<<<<

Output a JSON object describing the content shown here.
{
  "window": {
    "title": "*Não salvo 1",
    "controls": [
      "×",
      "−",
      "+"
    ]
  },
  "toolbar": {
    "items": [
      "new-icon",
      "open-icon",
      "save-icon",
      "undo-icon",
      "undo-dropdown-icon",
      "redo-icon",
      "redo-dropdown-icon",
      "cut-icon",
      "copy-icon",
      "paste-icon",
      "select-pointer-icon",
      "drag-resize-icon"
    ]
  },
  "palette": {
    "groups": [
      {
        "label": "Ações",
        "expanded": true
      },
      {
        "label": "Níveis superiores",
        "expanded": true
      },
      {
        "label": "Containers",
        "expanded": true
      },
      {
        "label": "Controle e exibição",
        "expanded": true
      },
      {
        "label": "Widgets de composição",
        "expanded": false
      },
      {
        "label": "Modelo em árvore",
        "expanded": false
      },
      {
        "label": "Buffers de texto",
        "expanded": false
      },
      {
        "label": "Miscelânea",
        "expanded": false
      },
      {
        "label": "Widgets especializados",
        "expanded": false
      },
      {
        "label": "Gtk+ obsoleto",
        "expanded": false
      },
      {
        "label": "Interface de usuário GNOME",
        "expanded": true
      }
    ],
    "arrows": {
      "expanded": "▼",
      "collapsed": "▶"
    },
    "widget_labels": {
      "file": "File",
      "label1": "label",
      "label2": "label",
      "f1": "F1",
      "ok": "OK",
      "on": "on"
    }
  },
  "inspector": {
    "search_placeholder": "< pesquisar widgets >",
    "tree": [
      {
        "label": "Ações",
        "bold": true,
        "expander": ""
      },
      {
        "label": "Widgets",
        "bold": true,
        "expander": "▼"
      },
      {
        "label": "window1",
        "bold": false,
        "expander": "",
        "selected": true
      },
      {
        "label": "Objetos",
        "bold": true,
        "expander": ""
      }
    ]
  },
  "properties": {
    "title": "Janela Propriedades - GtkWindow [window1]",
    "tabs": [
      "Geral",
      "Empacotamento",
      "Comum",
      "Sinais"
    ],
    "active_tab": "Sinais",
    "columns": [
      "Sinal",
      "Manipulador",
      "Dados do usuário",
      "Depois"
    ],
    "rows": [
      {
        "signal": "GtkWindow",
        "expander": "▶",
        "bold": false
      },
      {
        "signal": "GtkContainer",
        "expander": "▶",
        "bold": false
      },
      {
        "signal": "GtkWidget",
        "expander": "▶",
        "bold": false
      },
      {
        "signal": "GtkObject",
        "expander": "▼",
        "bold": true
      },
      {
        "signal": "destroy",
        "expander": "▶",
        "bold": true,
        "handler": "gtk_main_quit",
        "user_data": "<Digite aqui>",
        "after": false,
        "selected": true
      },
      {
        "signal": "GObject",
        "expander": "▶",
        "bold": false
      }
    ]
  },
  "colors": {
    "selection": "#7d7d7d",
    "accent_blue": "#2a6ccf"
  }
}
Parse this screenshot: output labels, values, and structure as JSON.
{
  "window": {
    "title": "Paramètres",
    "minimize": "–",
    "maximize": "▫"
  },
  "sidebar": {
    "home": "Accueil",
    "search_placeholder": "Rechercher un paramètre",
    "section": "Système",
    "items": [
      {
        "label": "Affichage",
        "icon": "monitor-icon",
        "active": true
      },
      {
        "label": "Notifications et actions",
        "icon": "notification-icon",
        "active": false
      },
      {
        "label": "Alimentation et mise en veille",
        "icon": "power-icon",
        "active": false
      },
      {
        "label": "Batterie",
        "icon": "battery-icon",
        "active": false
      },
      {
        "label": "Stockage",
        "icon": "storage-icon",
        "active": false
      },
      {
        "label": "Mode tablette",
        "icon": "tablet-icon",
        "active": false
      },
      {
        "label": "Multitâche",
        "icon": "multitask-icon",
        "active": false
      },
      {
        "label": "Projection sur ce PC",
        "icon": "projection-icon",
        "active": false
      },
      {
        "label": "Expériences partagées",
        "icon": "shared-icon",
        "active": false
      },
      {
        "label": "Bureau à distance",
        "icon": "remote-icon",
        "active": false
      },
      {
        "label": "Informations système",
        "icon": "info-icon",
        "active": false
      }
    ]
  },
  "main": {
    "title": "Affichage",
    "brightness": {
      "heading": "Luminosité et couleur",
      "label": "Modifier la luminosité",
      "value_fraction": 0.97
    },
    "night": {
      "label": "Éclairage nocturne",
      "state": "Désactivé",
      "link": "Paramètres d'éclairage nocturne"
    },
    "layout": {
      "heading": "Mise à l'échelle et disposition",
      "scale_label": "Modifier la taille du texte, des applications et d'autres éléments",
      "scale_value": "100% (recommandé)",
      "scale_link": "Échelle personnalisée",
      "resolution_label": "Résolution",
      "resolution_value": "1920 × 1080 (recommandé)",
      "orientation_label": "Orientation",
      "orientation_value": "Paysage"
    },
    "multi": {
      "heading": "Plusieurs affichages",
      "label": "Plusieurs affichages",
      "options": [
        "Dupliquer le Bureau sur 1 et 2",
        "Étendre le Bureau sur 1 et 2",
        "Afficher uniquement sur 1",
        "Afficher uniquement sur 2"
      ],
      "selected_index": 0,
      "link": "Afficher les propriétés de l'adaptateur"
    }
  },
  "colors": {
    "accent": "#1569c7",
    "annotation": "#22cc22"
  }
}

>>>>
<<<<

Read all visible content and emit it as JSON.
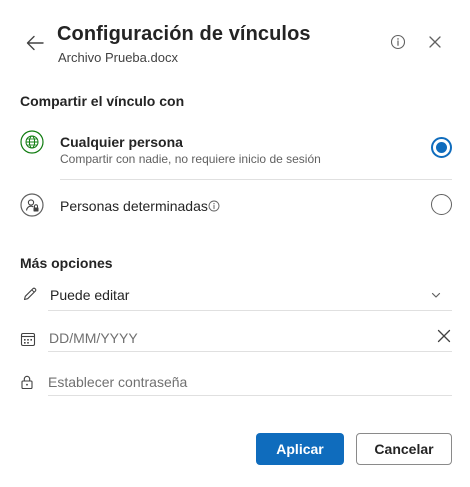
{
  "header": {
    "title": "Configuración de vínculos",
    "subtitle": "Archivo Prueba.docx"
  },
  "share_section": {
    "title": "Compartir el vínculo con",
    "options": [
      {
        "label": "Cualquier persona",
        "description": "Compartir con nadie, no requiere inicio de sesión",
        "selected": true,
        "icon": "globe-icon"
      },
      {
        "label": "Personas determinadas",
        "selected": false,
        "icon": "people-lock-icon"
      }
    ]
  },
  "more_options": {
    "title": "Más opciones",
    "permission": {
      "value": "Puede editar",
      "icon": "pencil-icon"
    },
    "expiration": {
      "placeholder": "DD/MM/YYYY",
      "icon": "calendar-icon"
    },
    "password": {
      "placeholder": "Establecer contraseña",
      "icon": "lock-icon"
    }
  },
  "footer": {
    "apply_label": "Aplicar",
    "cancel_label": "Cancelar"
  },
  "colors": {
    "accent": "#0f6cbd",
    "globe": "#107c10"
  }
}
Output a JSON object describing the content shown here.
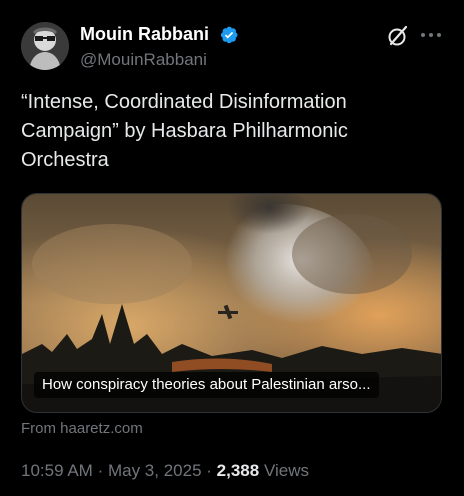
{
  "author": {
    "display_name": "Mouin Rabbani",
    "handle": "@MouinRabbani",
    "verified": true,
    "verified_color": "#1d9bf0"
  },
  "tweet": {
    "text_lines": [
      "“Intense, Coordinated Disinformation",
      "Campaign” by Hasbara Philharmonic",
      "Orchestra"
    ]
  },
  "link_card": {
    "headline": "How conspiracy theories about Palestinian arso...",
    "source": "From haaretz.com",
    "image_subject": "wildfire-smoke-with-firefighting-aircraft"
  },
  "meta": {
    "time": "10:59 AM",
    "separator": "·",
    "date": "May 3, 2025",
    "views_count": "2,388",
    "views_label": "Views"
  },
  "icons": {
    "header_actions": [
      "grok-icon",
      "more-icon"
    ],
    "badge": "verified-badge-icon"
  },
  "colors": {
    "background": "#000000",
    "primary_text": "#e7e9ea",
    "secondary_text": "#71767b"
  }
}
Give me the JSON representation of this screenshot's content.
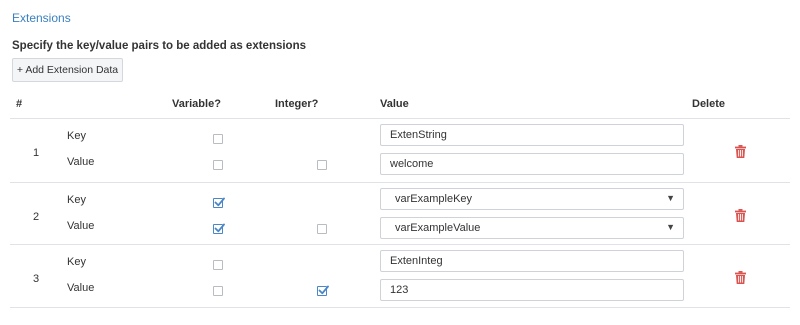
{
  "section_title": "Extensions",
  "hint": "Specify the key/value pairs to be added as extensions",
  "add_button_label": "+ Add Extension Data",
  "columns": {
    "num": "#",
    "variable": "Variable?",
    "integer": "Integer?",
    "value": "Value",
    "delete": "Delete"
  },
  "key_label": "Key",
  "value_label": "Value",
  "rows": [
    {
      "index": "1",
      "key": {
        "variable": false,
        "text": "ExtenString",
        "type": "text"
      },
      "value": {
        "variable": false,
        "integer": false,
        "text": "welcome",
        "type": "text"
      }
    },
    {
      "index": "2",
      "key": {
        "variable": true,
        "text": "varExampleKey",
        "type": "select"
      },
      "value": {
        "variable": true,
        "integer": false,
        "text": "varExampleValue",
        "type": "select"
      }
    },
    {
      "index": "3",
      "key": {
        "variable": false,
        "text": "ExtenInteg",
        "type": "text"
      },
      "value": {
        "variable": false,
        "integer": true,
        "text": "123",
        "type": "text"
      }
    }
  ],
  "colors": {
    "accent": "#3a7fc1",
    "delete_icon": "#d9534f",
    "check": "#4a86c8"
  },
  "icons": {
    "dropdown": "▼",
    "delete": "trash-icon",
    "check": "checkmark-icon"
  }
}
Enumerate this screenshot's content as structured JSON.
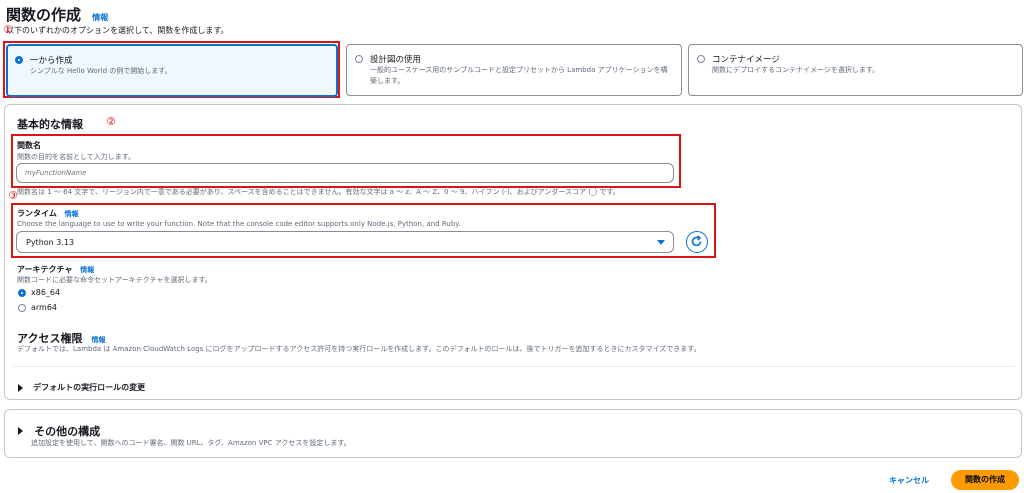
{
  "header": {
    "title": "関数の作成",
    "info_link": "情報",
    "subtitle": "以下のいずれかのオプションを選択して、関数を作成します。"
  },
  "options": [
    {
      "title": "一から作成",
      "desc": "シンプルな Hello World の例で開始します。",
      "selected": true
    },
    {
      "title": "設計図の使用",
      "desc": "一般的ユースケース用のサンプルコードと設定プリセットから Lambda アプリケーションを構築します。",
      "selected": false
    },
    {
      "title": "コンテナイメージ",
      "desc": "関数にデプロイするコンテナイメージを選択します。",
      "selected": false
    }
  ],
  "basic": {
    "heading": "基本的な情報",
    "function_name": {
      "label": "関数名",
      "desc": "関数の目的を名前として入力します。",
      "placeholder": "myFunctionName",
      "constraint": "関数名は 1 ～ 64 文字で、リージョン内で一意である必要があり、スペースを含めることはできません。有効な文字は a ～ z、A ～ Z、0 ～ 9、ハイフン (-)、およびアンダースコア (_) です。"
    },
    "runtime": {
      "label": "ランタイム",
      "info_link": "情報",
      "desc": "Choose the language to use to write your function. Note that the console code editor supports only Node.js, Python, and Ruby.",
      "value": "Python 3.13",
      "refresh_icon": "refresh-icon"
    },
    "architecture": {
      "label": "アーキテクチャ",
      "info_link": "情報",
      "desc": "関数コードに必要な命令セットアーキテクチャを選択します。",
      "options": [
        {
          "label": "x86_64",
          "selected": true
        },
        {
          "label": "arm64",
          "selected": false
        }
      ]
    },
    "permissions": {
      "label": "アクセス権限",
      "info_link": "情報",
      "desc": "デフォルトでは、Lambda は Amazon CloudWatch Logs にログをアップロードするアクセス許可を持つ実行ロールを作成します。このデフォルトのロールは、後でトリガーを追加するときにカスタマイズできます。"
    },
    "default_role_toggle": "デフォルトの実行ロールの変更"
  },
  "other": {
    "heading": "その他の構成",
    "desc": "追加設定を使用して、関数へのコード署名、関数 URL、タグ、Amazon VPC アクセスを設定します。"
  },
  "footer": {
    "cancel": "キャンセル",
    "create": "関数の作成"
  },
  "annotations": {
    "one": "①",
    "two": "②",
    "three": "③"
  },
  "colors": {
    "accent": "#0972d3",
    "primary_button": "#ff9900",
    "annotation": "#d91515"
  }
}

>>>>

Report only the number of lines that hold the word "this".

3